*Text provided*
A Note on the Persistence of Identity Across Branched Worlds: The Modal-Residue Problem and Its Implications for the Everett Interpretation
§1 — Preliminaries; or, what has been overlooked
The literature on the relative-state formulation of quantum mechanics, descended from Everett (1957) and elaborated, with varying degrees of fidelity, by DeWitt (1970) and a small but vigorous subsequent tradition, has tended — I think it must be said, with some regret — to focus its attention on questions of, on close examination, relatively minor importance, while leaving largely undiscussed the question that, on yet closer examination, turns out to be the central one. The question I have in mind is not, pace a good deal of the recent literature, the question of how probability is to be assigned to the resulting branches; that question has, in my view, received considerably more attention than it deserves, and I shall treat it, in §6, only briefly, and only in order to indicate where I take its proper subordination to lie. The question I have in mind is, rather, the question of what becomes — qua identity-bearer — of the individual who is said to undergo a branching event: a question that has been treated, where it has been treated at all, with insufficient attention to the de re / de dicto distinction, and which I shall, in this note, attempt to set out with some care.
The position I shall defend is, in outline, the following. The individual, considered qua the bearer of de re properties, does not, on a careful examination, persist across the branching event in either of the senses ordinarily attributed to him; the manner in which this failure of persistence is to be understood reveals — somewhat surprisingly, but, I think, ultimately conclusively — a structural feature of the Everett interpretation that has not, to my knowledge, been previously articulated in the literature. I shall call this feature the modal residue of branched-identity-qua-identity, and I shall argue that any account of the Everett interpretation that fails to address it is, in a precise sense to be made out below, prima facie incomplete.
§2 — On the Several Senses of branching
Before we can profitably engage the question, however, it will be necessary to distinguish, with some care, between several distinct senses in which the term branching is used in the relevant literature, of which I shall identify three, although I am inclined to think — pace the unhelpfully reductive treatment of Stenner (1992) — that a more refined taxonomy might in due course distinguish as many as seven.

*Rows*
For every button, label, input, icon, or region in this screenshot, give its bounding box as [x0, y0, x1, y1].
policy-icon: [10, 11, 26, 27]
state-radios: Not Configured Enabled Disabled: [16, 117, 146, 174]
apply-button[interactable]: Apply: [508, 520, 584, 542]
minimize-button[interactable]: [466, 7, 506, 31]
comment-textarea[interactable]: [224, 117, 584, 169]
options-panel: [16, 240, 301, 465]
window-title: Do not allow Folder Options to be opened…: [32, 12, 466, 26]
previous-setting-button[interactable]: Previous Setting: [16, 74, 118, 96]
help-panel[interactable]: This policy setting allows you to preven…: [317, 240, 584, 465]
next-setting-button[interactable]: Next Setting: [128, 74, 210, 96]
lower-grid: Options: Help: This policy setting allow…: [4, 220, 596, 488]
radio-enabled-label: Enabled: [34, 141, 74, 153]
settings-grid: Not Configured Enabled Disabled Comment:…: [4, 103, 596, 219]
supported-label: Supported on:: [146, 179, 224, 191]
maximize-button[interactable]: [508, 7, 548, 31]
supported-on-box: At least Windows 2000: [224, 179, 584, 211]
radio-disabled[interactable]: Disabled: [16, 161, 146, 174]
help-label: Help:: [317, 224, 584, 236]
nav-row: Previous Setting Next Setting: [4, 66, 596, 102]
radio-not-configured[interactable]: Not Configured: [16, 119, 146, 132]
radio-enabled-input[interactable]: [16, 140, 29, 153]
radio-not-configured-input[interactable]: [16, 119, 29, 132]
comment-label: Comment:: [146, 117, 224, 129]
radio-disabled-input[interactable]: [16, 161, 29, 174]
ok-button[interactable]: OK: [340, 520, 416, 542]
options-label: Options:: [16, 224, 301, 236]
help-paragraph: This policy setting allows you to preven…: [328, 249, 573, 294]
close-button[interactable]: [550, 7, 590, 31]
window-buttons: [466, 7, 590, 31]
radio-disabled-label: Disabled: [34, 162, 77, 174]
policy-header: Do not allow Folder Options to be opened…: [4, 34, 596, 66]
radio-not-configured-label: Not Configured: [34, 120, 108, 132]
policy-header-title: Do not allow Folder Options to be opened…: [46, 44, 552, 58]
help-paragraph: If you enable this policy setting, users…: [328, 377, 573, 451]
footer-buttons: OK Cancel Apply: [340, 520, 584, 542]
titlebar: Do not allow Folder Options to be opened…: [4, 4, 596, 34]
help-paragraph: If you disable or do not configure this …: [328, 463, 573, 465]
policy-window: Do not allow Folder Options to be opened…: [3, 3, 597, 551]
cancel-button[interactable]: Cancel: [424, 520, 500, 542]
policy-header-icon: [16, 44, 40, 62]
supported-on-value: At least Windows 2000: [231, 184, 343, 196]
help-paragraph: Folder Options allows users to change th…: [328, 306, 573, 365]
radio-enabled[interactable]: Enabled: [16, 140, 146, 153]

*Set task 1*
Translate this sentence from the note on identity across branched worlds into French: "The position I shall defend is, in outline, the following."
*Set task 2*
From the note on identity across branched worlds, repeat word for word the stretch from "The position I" through "prima facie incomplete.".
*Set task 3*
Go on with the note on identity across branched worlds, picking up after its last sentence.

*Response 1*
La position que je défendrai est, dans les grandes lignes, la suivante.

*Response 2*
The position I shall defend is, in outline, the following. The individual, considered qua the bearer of de re properties, does not, on a careful examination, persist across the branching event in either of the senses ordinarily attributed to him; the manner in which this failure of persistence is to be understood reveals — somewhat surprisingly, but, I think, ultimately conclusively — a structural feature of the Everett interpretation that has not, to my knowledge, been previously articulated in the literature. I shall call this feature the modal residue of branched-identity-qua-identity, and I shall argue that any account of the Everett interpretation that fails to address it is, in a precise sense to be made out below, prima facie incomplete.

*Response 3*
The first sense of branching, which I shall call branching-as-Fission, is the sense in which a single antecedent state gives rise, by the unitary evolution of the joint system-and-apparatus, to two posterior states, each of which is equally a continuation of the antecedent state. This sense is, broadly speaking, the sense employed by Lewis (1976) in the analogous case of personal fission, and it has been imported into the quantum case by, inter alia, Pemberton-Hughes (1987) — though, it must be said, with insufficient attention to the differences between the modal structure of the macroscopic and the quantum cases, a point to which we shall return in §4.
The second sense, which I shall call branching-as-Multiplication, treats the resulting branches as numerically distinct individuals, each of which has come into being at the moment of branching, and neither of which is to be identified with the antecedent. This is, I take it, the sense most natural to the de dicto reading of identity-claims; whether it is the right reading is a matter to which we shall return.
The third sense — and the most subtle — is what I shall call branching-as-Selection: on this view, only one of the resulting branches is, strictly speaking, the continuation of the antecedent, the others being, in some sense to be made out, modal residues of the original individual. This is the sense whose articulation is the principal task of the present note, and to which, accordingly, we now turn.
The careful reader will observe that the three senses are not, on their face, mutually consistent; this is not, however, a defect of the taxonomy but a feature of the underlying problem, which has been obscured — I am sorry to say — by the loose usage of the term “branching” in the recent literature.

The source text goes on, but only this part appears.